### PROBLEM TO WORK ON:
Search the records for the line with "Convert this screenshot". Output that line and each line after it, exactly, and stop at the end; omit pictures.

### INPUT MATERIAL:
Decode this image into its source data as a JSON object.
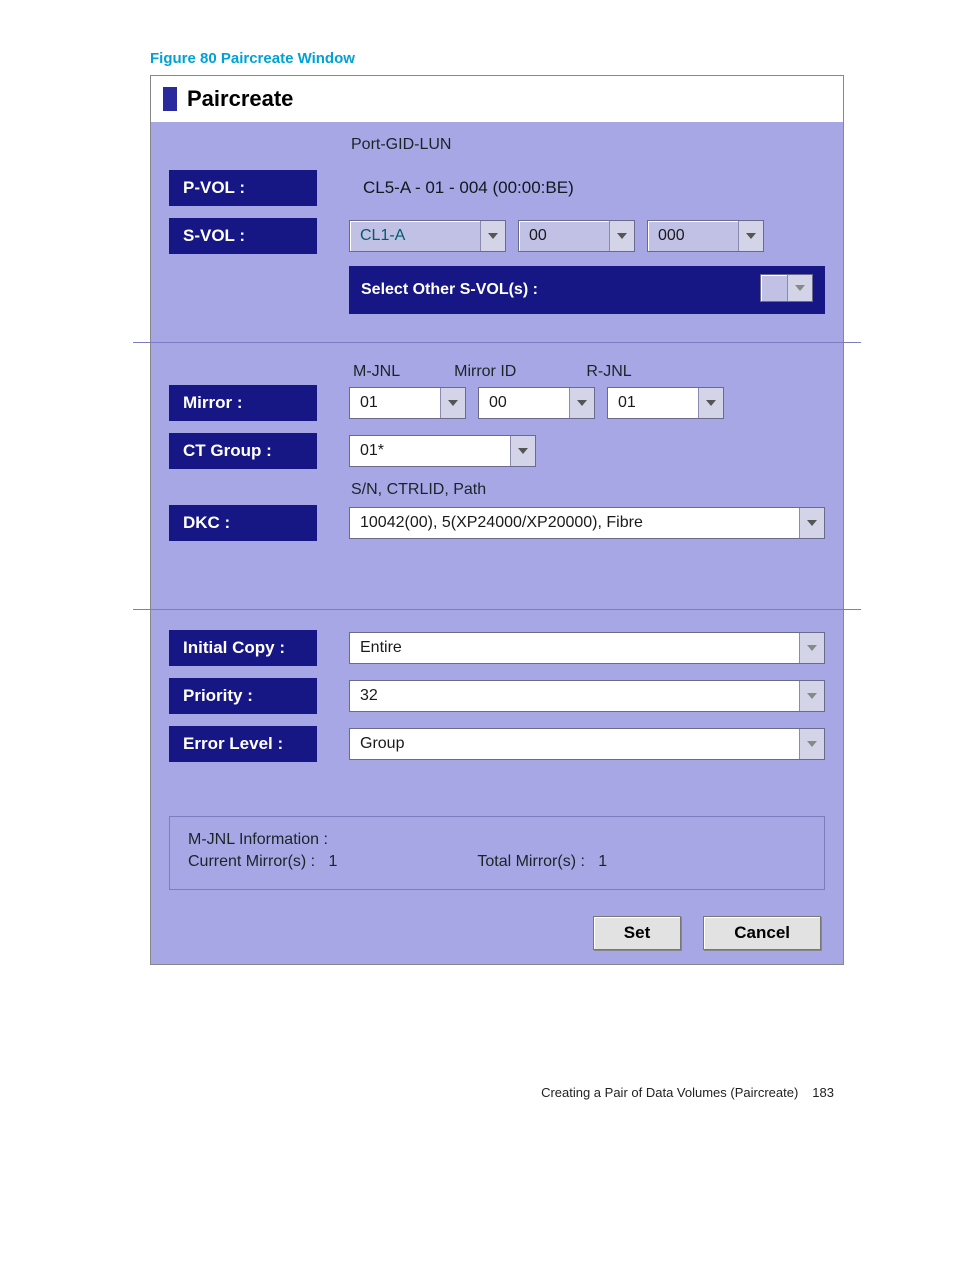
{
  "caption": "Figure 80 Paircreate Window",
  "dialog_title": "Paircreate",
  "header_port": "Port-GID-LUN",
  "pvol": {
    "label": "P-VOL :",
    "value": "CL5-A - 01 - 004 (00:00:BE)"
  },
  "svol": {
    "label": "S-VOL :",
    "port": "CL1-A",
    "gid": "00",
    "lun": "000"
  },
  "other_svol_label": "Select Other S-VOL(s) :",
  "mirror": {
    "label": "Mirror :",
    "headers": {
      "mjnl": "M-JNL",
      "mid": "Mirror ID",
      "rjnl": "R-JNL"
    },
    "mjnl": "01",
    "mid": "00",
    "rjnl": "01"
  },
  "ctgroup": {
    "label": "CT Group :",
    "value": "01*"
  },
  "dkc_header": "S/N, CTRLID, Path",
  "dkc": {
    "label": "DKC :",
    "value": "10042(00), 5(XP24000/XP20000), Fibre"
  },
  "initial_copy": {
    "label": "Initial Copy :",
    "value": "Entire"
  },
  "priority": {
    "label": "Priority :",
    "value": "32"
  },
  "error_level": {
    "label": "Error Level :",
    "value": "Group"
  },
  "mjnl_info": {
    "title": "M-JNL Information :",
    "current_label": "Current Mirror(s) :",
    "current_value": "1",
    "total_label": "Total Mirror(s) :",
    "total_value": "1"
  },
  "buttons": {
    "set": "Set",
    "cancel": "Cancel"
  },
  "footer": {
    "text": "Creating a Pair of Data Volumes (Paircreate)",
    "page": "183"
  },
  "chart_data": {
    "type": "table",
    "title": "Paircreate Window field values",
    "rows": [
      {
        "field": "P-VOL",
        "value": "CL5-A - 01 - 004 (00:00:BE)"
      },
      {
        "field": "S-VOL Port",
        "value": "CL1-A"
      },
      {
        "field": "S-VOL GID",
        "value": "00"
      },
      {
        "field": "S-VOL LUN",
        "value": "000"
      },
      {
        "field": "M-JNL",
        "value": "01"
      },
      {
        "field": "Mirror ID",
        "value": "00"
      },
      {
        "field": "R-JNL",
        "value": "01"
      },
      {
        "field": "CT Group",
        "value": "01*"
      },
      {
        "field": "DKC",
        "value": "10042(00), 5(XP24000/XP20000), Fibre"
      },
      {
        "field": "Initial Copy",
        "value": "Entire"
      },
      {
        "field": "Priority",
        "value": "32"
      },
      {
        "field": "Error Level",
        "value": "Group"
      },
      {
        "field": "Current Mirror(s)",
        "value": "1"
      },
      {
        "field": "Total Mirror(s)",
        "value": "1"
      }
    ]
  }
}
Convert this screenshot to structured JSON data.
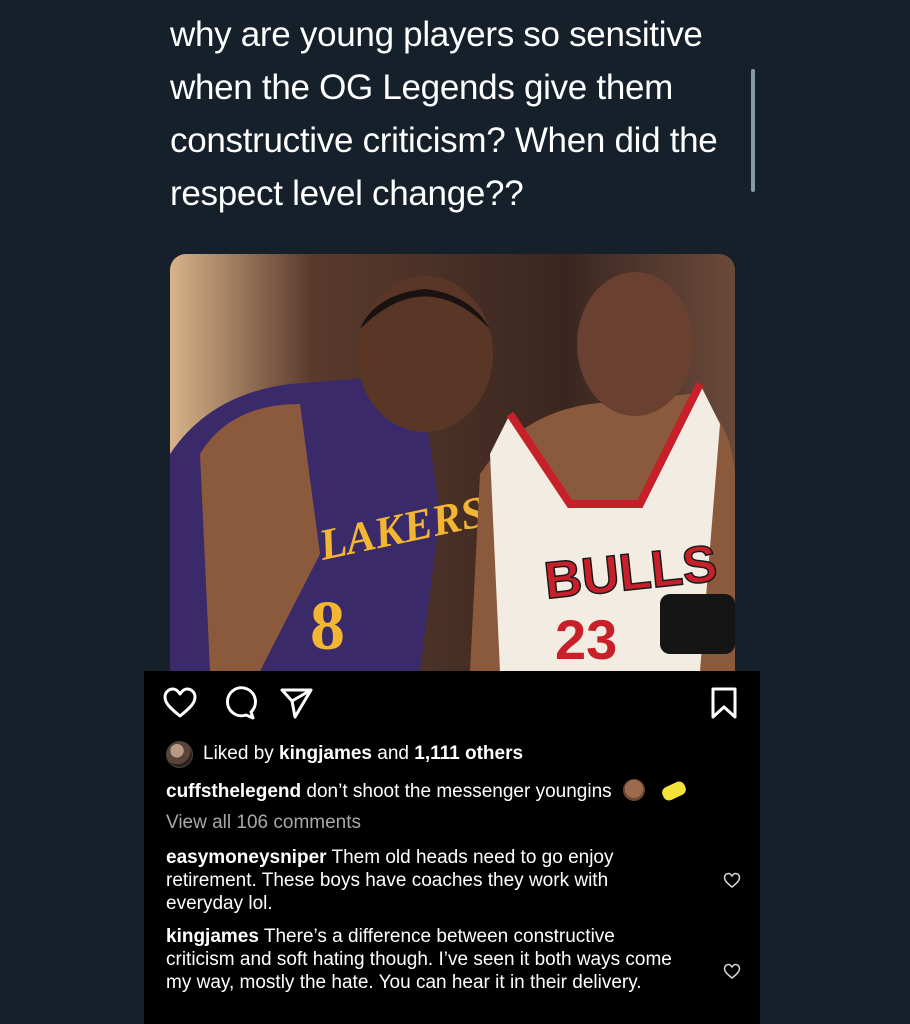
{
  "tweet": {
    "text": "why are young players so sensitive when the OG Legends give them constructive criticism? When did the respect level change??"
  },
  "post": {
    "likes": {
      "prefix": "Liked by ",
      "user": "kingjames",
      "middle": " and ",
      "count": "1,111 others"
    },
    "caption": {
      "user": "cuffsthelegend",
      "text": " don’t shoot the messenger youngins"
    },
    "view_all": "View all 106 comments",
    "comments": [
      {
        "user": "easymoneysniper",
        "text": " Them old heads need to go enjoy retirement. These boys have coaches they work with everyday lol."
      },
      {
        "user": "kingjames",
        "text": " There’s a difference between constructive criticism and soft hating though. I’ve seen it both ways come my way, mostly the hate. You can hear it in their delivery."
      }
    ],
    "photo_text": {
      "left_jersey": "LAKERS",
      "left_number": "8",
      "right_jersey": "BULLS",
      "right_number": "23"
    }
  },
  "icons": [
    "heart-icon",
    "comment-icon",
    "share-icon",
    "bookmark-icon",
    "avatar",
    "emoji-face",
    "emoji-sponge",
    "comment-heart-icon"
  ],
  "colors": {
    "background": "#15202b",
    "card": "#000000",
    "text": "#ffffff",
    "muted": "#a8a8a8"
  }
}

### TASK SOLUTION:
Convert this screenshot to structured JSON data.
{
  "tweet": {
    "text": "why are young players so sensitive when the OG Legends give them constructive criticism? When did the respect level change??"
  },
  "post": {
    "likes": {
      "prefix": "Liked by ",
      "user": "kingjames",
      "middle": " and ",
      "count": "1,111 others"
    },
    "caption": {
      "user": "cuffsthelegend",
      "text": " don’t shoot the messenger youngins"
    },
    "view_all": "View all 106 comments",
    "comments": [
      {
        "user": "easymoneysniper",
        "text": " Them old heads need to go enjoy retirement. These boys have coaches they work with everyday lol."
      },
      {
        "user": "kingjames",
        "text": " There’s a difference between constructive criticism and soft hating though. I’ve seen it both ways come my way, mostly the hate. You can hear it in their delivery."
      }
    ],
    "photo_text": {
      "left_jersey": "LAKERS",
      "left_number": "8",
      "right_jersey": "BULLS",
      "right_number": "23"
    }
  },
  "icons": [
    "heart-icon",
    "comment-icon",
    "share-icon",
    "bookmark-icon",
    "avatar",
    "emoji-face",
    "emoji-sponge",
    "comment-heart-icon"
  ],
  "colors": {
    "background": "#15202b",
    "card": "#000000",
    "text": "#ffffff",
    "muted": "#a8a8a8"
  }
}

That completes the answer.